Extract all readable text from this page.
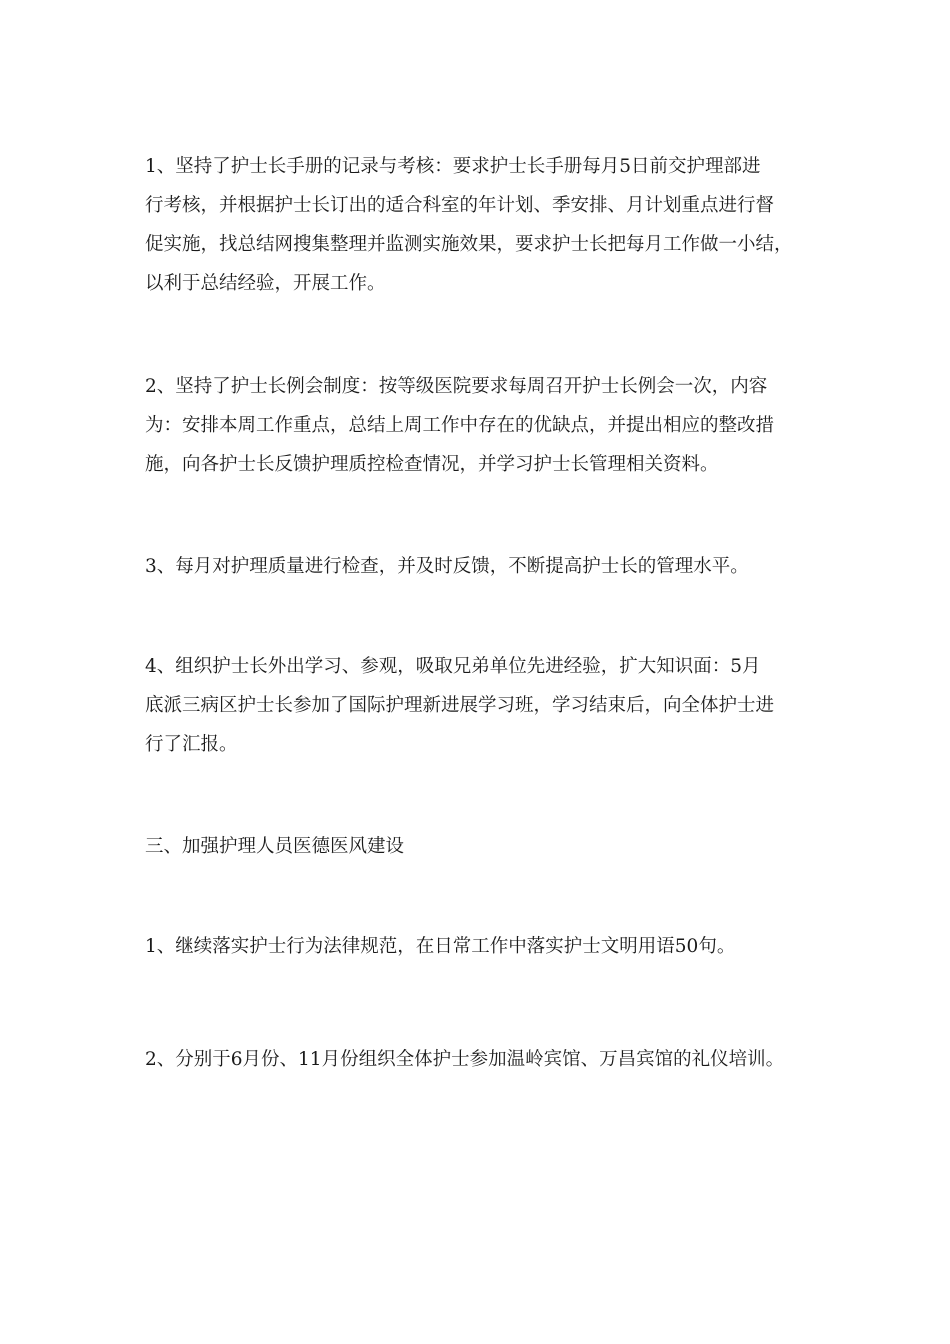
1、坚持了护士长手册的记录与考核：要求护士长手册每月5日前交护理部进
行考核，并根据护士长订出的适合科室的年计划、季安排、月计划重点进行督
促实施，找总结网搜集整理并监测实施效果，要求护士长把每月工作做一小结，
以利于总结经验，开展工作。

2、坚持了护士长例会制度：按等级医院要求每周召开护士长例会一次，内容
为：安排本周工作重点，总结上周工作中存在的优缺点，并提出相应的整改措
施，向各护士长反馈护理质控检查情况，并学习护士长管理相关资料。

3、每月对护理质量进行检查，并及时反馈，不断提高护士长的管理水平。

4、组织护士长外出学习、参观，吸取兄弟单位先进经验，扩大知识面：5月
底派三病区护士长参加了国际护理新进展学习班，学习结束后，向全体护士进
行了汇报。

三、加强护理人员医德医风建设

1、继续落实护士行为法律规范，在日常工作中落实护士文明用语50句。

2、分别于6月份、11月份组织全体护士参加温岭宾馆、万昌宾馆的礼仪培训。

▬▬▬▬▬▬

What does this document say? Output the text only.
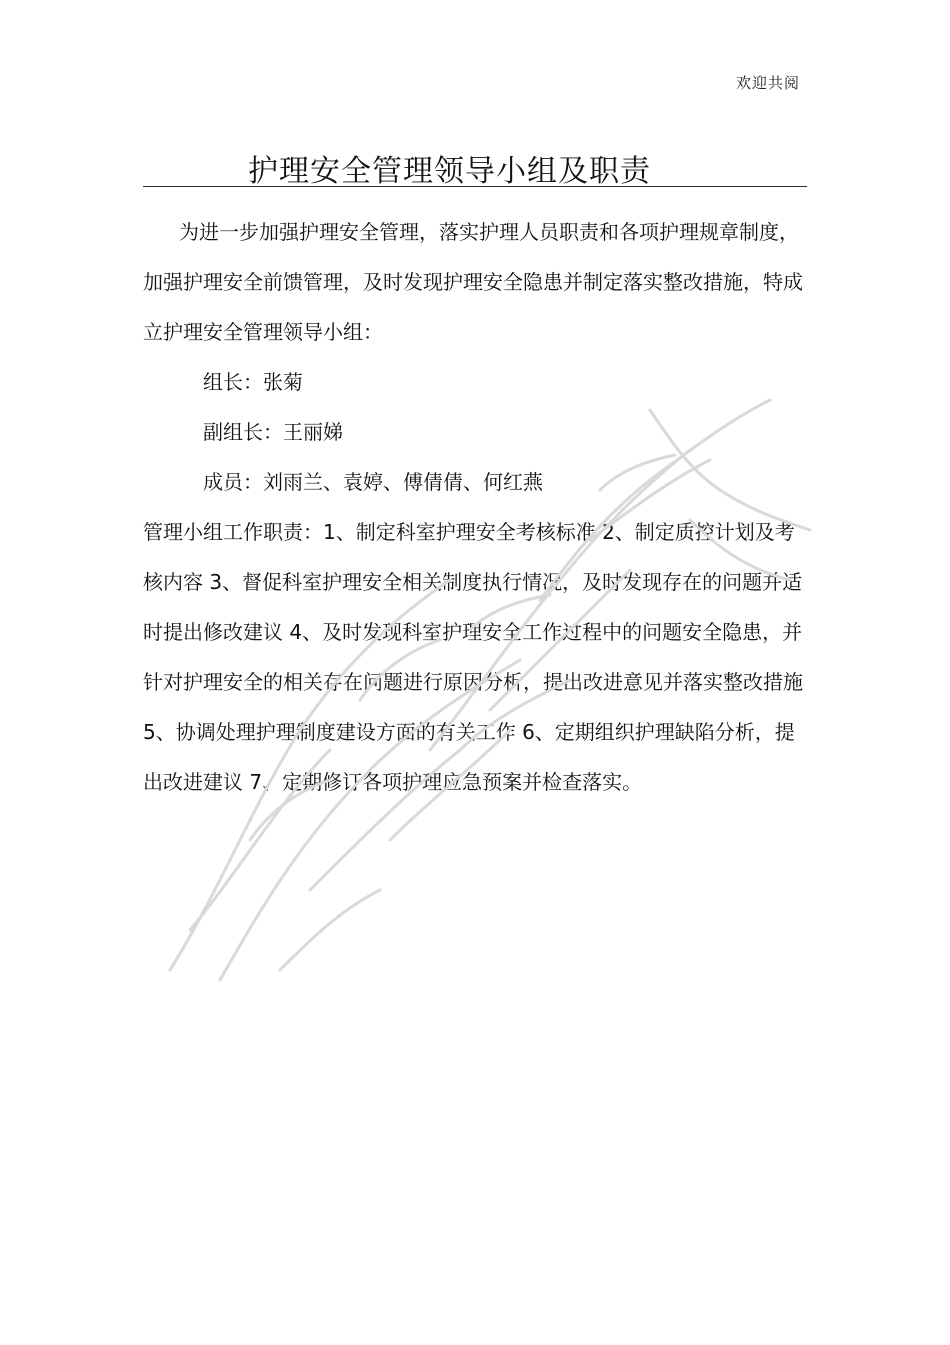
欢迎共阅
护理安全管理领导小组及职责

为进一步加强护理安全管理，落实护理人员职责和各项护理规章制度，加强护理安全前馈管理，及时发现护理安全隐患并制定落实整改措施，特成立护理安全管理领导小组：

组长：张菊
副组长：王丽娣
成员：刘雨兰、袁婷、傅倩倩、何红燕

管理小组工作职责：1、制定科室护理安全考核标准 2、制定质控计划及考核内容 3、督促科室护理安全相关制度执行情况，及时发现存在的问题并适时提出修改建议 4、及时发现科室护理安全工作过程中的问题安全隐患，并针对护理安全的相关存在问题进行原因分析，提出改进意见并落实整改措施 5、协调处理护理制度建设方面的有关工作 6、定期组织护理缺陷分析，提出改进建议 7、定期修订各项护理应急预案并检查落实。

▬▬▬▬▬▬

OBJECTIVE:
Gather every line containing the word "this" and copy it.

CORRECT RESPONSE:
Extract all readable text from this page.
What does this document say? Output the text only.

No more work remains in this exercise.